* start DATA SHOWN *
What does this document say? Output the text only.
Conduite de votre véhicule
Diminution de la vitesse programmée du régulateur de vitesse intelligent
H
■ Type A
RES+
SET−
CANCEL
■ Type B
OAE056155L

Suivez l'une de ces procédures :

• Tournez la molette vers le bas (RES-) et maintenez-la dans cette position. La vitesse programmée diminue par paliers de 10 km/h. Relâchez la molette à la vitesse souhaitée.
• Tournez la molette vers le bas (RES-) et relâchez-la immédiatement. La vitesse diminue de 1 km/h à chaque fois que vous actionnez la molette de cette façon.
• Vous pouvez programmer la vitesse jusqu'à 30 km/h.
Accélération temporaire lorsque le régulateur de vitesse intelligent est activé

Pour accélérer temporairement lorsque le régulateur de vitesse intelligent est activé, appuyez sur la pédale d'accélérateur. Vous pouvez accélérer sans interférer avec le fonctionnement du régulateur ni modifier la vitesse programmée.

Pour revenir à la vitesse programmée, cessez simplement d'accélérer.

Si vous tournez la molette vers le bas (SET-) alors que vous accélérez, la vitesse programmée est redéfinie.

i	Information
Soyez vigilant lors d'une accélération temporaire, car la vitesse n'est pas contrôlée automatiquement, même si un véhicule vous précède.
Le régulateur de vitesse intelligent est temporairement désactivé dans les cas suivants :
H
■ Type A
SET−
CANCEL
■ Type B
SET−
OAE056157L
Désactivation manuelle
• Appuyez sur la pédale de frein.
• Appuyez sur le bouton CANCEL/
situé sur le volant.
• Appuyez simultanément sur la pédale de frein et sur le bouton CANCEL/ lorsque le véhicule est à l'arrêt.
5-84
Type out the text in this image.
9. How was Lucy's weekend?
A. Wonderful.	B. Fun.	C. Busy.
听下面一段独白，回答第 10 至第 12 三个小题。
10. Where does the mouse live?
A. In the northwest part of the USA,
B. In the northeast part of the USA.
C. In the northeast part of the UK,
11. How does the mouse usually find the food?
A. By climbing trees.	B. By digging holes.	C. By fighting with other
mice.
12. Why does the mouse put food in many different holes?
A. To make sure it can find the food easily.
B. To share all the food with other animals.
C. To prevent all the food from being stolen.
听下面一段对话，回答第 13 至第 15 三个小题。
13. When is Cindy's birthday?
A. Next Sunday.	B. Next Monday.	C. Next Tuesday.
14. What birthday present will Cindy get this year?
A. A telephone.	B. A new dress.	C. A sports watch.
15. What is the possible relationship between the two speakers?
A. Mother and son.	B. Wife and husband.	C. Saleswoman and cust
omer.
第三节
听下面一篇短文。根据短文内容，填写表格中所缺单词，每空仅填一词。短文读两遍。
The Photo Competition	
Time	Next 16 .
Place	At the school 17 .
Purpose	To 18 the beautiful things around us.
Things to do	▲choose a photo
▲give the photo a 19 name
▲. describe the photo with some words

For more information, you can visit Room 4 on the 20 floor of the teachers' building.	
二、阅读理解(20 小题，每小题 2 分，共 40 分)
* end DATA SHOWN *
__WHAT THE TASK REQUIRES__: Extract all lines as given.

__FULL SOLUTION__:
What does this document say? Output the text only.
Conduite de votre véhicule
Diminution de la vitesse programmée du régulateur de vitesse intelligent
H
■ Type A
RES+
SET−
CANCEL
■ Type B
OAE056155L

Suivez l'une de ces procédures :

• Tournez la molette vers le bas (RES-) et maintenez-la dans cette position. La vitesse programmée diminue par paliers de 10 km/h. Relâchez la molette à la vitesse souhaitée.
• Tournez la molette vers le bas (RES-) et relâchez-la immédiatement. La vitesse diminue de 1 km/h à chaque fois que vous actionnez la molette de cette façon.
• Vous pouvez programmer la vitesse jusqu'à 30 km/h.
Accélération temporaire lorsque le régulateur de vitesse intelligent est activé

Pour accélérer temporairement lorsque le régulateur de vitesse intelligent est activé, appuyez sur la pédale d'accélérateur. Vous pouvez accélérer sans interférer avec le fonctionnement du régulateur ni modifier la vitesse programmée.

Pour revenir à la vitesse programmée, cessez simplement d'accélérer.

Si vous tournez la molette vers le bas (SET-) alors que vous accélérez, la vitesse programmée est redéfinie.

i	Information
Soyez vigilant lors d'une accélération temporaire, car la vitesse n'est pas contrôlée automatiquement, même si un véhicule vous précède.
Le régulateur de vitesse intelligent est temporairement désactivé dans les cas suivants :
H
■ Type A
SET−
CANCEL
■ Type B
SET−
OAE056157L
Désactivation manuelle
• Appuyez sur la pédale de frein.
• Appuyez sur le bouton CANCEL/
situé sur le volant.
• Appuyez simultanément sur la pédale de frein et sur le bouton CANCEL/ lorsque le véhicule est à l'arrêt.
5-84
Type out the text in this image.
9. How was Lucy's weekend?
A. Wonderful.	B. Fun.	C. Busy.
听下面一段独白，回答第 10 至第 12 三个小题。
10. Where does the mouse live?
A. In the northwest part of the USA,
B. In the northeast part of the USA.
C. In the northeast part of the UK,
11. How does the mouse usually find the food?
A. By climbing trees.	B. By digging holes.	C. By fighting with other
mice.
12. Why does the mouse put food in many different holes?
A. To make sure it can find the food easily.
B. To share all the food with other animals.
C. To prevent all the food from being stolen.
听下面一段对话，回答第 13 至第 15 三个小题。
13. When is Cindy's birthday?
A. Next Sunday.	B. Next Monday.	C. Next Tuesday.
14. What birthday present will Cindy get this year?
A. A telephone.	B. A new dress.	C. A sports watch.
15. What is the possible relationship between the two speakers?
A. Mother and son.	B. Wife and husband.	C. Saleswoman and cust
omer.
第三节
听下面一篇短文。根据短文内容，填写表格中所缺单词，每空仅填一词。短文读两遍。
The Photo Competition	
Time	Next 16 .
Place	At the school 17 .
Purpose	To 18 the beautiful things around us.
Things to do	▲choose a photo
▲give the photo a 19 name
▲. describe the photo with some words

For more information, you can visit Room 4 on the 20 floor of the teachers' building.	
二、阅读理解(20 小题，每小题 2 分，共 40 分)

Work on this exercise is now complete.